# WHAT TO DO
Transcribe every line of the entries below verbatim, leaving nothing out and changing nothing.

[Element placement data]
↓

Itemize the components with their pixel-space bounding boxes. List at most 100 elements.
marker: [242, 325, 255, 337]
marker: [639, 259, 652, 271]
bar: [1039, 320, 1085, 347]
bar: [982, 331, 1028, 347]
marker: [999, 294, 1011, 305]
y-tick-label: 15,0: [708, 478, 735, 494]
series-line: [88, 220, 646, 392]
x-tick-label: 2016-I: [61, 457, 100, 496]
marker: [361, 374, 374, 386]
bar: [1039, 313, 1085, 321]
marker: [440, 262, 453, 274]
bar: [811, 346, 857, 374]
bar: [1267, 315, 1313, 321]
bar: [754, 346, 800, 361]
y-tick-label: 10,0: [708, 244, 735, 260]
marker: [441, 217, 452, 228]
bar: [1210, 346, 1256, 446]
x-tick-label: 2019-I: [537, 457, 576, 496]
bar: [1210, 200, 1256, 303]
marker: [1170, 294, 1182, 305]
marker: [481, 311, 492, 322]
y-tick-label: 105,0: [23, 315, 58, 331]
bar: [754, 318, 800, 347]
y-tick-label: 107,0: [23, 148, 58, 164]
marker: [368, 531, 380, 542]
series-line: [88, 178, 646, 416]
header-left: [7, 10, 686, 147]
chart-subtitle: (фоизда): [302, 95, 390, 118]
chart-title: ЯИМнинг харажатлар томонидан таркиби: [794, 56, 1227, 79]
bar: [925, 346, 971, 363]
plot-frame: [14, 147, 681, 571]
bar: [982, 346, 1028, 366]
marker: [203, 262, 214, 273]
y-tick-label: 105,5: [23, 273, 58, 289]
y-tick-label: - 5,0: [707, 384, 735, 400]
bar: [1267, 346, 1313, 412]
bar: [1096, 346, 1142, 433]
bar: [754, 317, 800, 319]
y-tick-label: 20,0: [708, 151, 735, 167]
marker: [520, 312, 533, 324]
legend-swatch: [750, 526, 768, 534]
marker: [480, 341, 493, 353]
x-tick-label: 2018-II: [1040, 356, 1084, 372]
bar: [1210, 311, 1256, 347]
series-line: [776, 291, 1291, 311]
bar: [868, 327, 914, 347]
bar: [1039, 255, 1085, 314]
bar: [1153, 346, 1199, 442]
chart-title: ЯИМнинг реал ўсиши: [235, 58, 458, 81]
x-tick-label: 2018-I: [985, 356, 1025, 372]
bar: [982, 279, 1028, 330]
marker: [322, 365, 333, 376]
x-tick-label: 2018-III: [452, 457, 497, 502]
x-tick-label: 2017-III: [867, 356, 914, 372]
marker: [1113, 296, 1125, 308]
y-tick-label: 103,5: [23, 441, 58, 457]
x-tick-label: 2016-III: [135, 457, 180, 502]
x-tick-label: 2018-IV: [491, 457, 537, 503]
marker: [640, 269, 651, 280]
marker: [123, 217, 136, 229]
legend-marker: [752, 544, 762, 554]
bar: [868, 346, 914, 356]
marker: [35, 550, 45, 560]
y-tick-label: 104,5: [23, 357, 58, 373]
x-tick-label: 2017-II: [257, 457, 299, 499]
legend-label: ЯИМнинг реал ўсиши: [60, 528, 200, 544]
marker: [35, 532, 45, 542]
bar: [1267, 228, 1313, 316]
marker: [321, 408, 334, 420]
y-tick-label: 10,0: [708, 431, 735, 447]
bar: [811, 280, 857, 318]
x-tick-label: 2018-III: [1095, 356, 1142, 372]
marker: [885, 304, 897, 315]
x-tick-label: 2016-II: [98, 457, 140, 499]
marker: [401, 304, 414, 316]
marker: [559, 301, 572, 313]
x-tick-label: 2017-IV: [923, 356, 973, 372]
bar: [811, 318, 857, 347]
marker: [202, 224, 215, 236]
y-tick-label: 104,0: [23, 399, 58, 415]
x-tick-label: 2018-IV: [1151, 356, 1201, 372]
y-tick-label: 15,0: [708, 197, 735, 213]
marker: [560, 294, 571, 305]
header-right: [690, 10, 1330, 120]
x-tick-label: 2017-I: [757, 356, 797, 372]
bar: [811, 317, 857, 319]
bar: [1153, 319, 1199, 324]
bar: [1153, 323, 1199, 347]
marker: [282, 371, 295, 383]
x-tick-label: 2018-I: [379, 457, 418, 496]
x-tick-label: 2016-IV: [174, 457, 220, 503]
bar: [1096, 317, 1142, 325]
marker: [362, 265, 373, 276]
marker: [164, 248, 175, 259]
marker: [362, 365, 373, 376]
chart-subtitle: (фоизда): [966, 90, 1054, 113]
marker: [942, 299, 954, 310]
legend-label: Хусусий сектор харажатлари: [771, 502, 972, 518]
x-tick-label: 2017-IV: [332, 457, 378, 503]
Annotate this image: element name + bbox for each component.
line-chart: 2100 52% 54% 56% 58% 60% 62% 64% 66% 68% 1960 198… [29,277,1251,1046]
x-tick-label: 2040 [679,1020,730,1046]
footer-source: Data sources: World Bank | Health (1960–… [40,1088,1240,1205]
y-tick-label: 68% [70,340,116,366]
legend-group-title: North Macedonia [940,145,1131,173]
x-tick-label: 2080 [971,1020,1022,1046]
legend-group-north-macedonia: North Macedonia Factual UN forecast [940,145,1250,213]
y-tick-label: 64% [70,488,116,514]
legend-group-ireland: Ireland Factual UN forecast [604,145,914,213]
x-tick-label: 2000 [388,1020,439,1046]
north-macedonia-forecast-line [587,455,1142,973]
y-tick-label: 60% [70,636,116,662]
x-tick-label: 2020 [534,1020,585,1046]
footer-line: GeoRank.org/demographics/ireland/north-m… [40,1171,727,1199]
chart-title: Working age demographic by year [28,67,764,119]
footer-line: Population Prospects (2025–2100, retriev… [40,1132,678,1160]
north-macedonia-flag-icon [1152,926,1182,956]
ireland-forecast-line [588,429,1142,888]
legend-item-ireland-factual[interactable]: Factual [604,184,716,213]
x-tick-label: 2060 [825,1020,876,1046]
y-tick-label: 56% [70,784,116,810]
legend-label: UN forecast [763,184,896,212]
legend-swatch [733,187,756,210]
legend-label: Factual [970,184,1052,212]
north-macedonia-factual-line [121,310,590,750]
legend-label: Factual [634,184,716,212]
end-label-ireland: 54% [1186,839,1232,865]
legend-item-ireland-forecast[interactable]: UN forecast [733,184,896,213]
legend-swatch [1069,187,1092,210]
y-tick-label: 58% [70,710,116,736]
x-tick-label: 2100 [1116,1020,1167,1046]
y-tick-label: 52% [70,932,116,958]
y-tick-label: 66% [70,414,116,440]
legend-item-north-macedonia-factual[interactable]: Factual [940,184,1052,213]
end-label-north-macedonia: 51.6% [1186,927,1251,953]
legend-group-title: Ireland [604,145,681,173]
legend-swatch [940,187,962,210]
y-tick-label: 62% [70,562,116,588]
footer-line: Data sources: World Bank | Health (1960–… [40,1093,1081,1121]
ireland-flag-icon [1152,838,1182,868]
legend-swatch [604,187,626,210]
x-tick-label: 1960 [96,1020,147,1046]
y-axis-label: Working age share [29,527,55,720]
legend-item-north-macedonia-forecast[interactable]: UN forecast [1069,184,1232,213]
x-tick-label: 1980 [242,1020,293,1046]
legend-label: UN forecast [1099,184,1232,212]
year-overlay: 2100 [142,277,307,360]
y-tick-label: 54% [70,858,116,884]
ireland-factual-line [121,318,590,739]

↑

# OUTPUT FOR THIS TASK
Itemize the components with their pixel-space bounding boxes. List at most 100 elements.
marker: [242, 325, 255, 337]
marker: [639, 259, 652, 271]
bar: [1039, 320, 1085, 347]
bar: [982, 331, 1028, 347]
marker: [999, 294, 1011, 305]
y-tick-label: 15,0: [708, 478, 735, 494]
series-line: [88, 220, 646, 392]
x-tick-label: 2016-I: [61, 457, 100, 496]
marker: [361, 374, 374, 386]
bar: [1039, 313, 1085, 321]
marker: [440, 262, 453, 274]
bar: [811, 346, 857, 374]
bar: [1267, 315, 1313, 321]
bar: [754, 346, 800, 361]
y-tick-label: 10,0: [708, 244, 735, 260]
marker: [441, 217, 452, 228]
bar: [1210, 346, 1256, 446]
x-tick-label: 2019-I: [537, 457, 576, 496]
bar: [1210, 200, 1256, 303]
marker: [1170, 294, 1182, 305]
marker: [481, 311, 492, 322]
y-tick-label: 105,0: [23, 315, 58, 331]
bar: [754, 318, 800, 347]
y-tick-label: 107,0: [23, 148, 58, 164]
marker: [368, 531, 380, 542]
series-line: [88, 178, 646, 416]
header-left: [7, 10, 686, 147]
chart-subtitle: (фоизда): [302, 95, 390, 118]
chart-title: ЯИМнинг харажатлар томонидан таркиби: [794, 56, 1227, 79]
bar: [925, 346, 971, 363]
plot-frame: [14, 147, 681, 571]
bar: [982, 346, 1028, 366]
marker: [203, 262, 214, 273]
y-tick-label: 105,5: [23, 273, 58, 289]
y-tick-label: - 5,0: [707, 384, 735, 400]
bar: [1267, 346, 1313, 412]
bar: [1096, 346, 1142, 433]
bar: [754, 317, 800, 319]
y-tick-label: 20,0: [708, 151, 735, 167]
marker: [520, 312, 533, 324]
legend-swatch: [750, 526, 768, 534]
marker: [480, 341, 493, 353]
x-tick-label: 2018-II: [1040, 356, 1084, 372]
bar: [1210, 311, 1256, 347]
series-line: [776, 291, 1291, 311]
bar: [868, 327, 914, 347]
bar: [1039, 255, 1085, 314]
bar: [1153, 346, 1199, 442]
chart-title: ЯИМнинг реал ўсиши: [235, 58, 458, 81]
x-tick-label: 2018-I: [985, 356, 1025, 372]
bar: [982, 279, 1028, 330]
marker: [322, 365, 333, 376]
x-tick-label: 2018-III: [452, 457, 497, 502]
x-tick-label: 2017-III: [867, 356, 914, 372]
marker: [1113, 296, 1125, 308]
y-tick-label: 103,5: [23, 441, 58, 457]
x-tick-label: 2016-III: [135, 457, 180, 502]
x-tick-label: 2018-IV: [491, 457, 537, 503]
marker: [640, 269, 651, 280]
marker: [123, 217, 136, 229]
legend-marker: [752, 544, 762, 554]
bar: [868, 346, 914, 356]
marker: [35, 550, 45, 560]
y-tick-label: 104,5: [23, 357, 58, 373]
x-tick-label: 2017-II: [257, 457, 299, 499]
legend-label: ЯИМнинг реал ўсиши: [60, 528, 200, 544]
marker: [35, 532, 45, 542]
bar: [1267, 228, 1313, 316]
marker: [321, 408, 334, 420]
y-tick-label: 10,0: [708, 431, 735, 447]
bar: [811, 280, 857, 318]
x-tick-label: 2018-III: [1095, 356, 1142, 372]
marker: [885, 304, 897, 315]
x-tick-label: 2016-II: [98, 457, 140, 499]
marker: [401, 304, 414, 316]
marker: [559, 301, 572, 313]
x-tick-label: 2017-IV: [923, 356, 973, 372]
bar: [811, 318, 857, 347]
marker: [202, 224, 215, 236]
y-tick-label: 104,0: [23, 399, 58, 415]
x-tick-label: 2018-IV: [1151, 356, 1201, 372]
y-tick-label: 15,0: [708, 197, 735, 213]
marker: [560, 294, 571, 305]
header-right: [690, 10, 1330, 120]
x-tick-label: 2017-I: [757, 356, 797, 372]
bar: [811, 317, 857, 319]
bar: [1153, 319, 1199, 324]
bar: [1153, 323, 1199, 347]
marker: [282, 371, 295, 383]
x-tick-label: 2018-I: [379, 457, 418, 496]
x-tick-label: 2016-IV: [174, 457, 220, 503]
bar: [1096, 317, 1142, 325]
marker: [362, 265, 373, 276]
marker: [164, 248, 175, 259]
marker: [362, 365, 373, 376]
chart-subtitle: (фоизда): [966, 90, 1054, 113]
marker: [942, 299, 954, 310]
legend-label: Хусусий сектор харажатлари: [771, 502, 972, 518]
x-tick-label: 2017-IV: [332, 457, 378, 503]
Annotate this image: element name + bbox for each component.
line-chart: 2100 52% 54% 56% 58% 60% 62% 64% 66% 68% 1960 198… [29,277,1251,1046]
x-tick-label: 2040 [679,1020,730,1046]
footer-source: Data sources: World Bank | Health (1960–… [40,1088,1240,1205]
y-tick-label: 68% [70,340,116,366]
legend-group-title: North Macedonia [940,145,1131,173]
x-tick-label: 2080 [971,1020,1022,1046]
legend-group-north-macedonia: North Macedonia Factual UN forecast [940,145,1250,213]
y-tick-label: 64% [70,488,116,514]
legend-group-ireland: Ireland Factual UN forecast [604,145,914,213]
x-tick-label: 2000 [388,1020,439,1046]
north-macedonia-forecast-line [587,455,1142,973]
y-tick-label: 60% [70,636,116,662]
x-tick-label: 2020 [534,1020,585,1046]
footer-line: GeoRank.org/demographics/ireland/north-m… [40,1171,727,1199]
chart-title: Working age demographic by year [28,67,764,119]
footer-line: Population Prospects (2025–2100, retriev… [40,1132,678,1160]
north-macedonia-flag-icon [1152,926,1182,956]
ireland-forecast-line [588,429,1142,888]
legend-item-ireland-factual[interactable]: Factual [604,184,716,213]
x-tick-label: 2060 [825,1020,876,1046]
y-tick-label: 56% [70,784,116,810]
legend-label: UN forecast [763,184,896,212]
legend-swatch [733,187,756,210]
legend-label: Factual [970,184,1052,212]
north-macedonia-factual-line [121,310,590,750]
legend-label: Factual [634,184,716,212]
end-label-ireland: 54% [1186,839,1232,865]
legend-item-ireland-forecast[interactable]: UN forecast [733,184,896,213]
legend-swatch [1069,187,1092,210]
y-tick-label: 58% [70,710,116,736]
x-tick-label: 2100 [1116,1020,1167,1046]
y-tick-label: 52% [70,932,116,958]
y-tick-label: 66% [70,414,116,440]
legend-item-north-macedonia-factual[interactable]: Factual [940,184,1052,213]
end-label-north-macedonia: 51.6% [1186,927,1251,953]
legend-group-title: Ireland [604,145,681,173]
legend-swatch [940,187,962,210]
y-tick-label: 62% [70,562,116,588]
footer-line: Data sources: World Bank | Health (1960–… [40,1093,1081,1121]
ireland-flag-icon [1152,838,1182,868]
legend-swatch [604,187,626,210]
x-tick-label: 1960 [96,1020,147,1046]
y-axis-label: Working age share [29,527,55,720]
legend-item-north-macedonia-forecast[interactable]: UN forecast [1069,184,1232,213]
x-tick-label: 1980 [242,1020,293,1046]
legend-label: UN forecast [1099,184,1232,212]
year-overlay: 2100 [142,277,307,360]
y-tick-label: 54% [70,858,116,884]
ireland-factual-line [121,318,590,739]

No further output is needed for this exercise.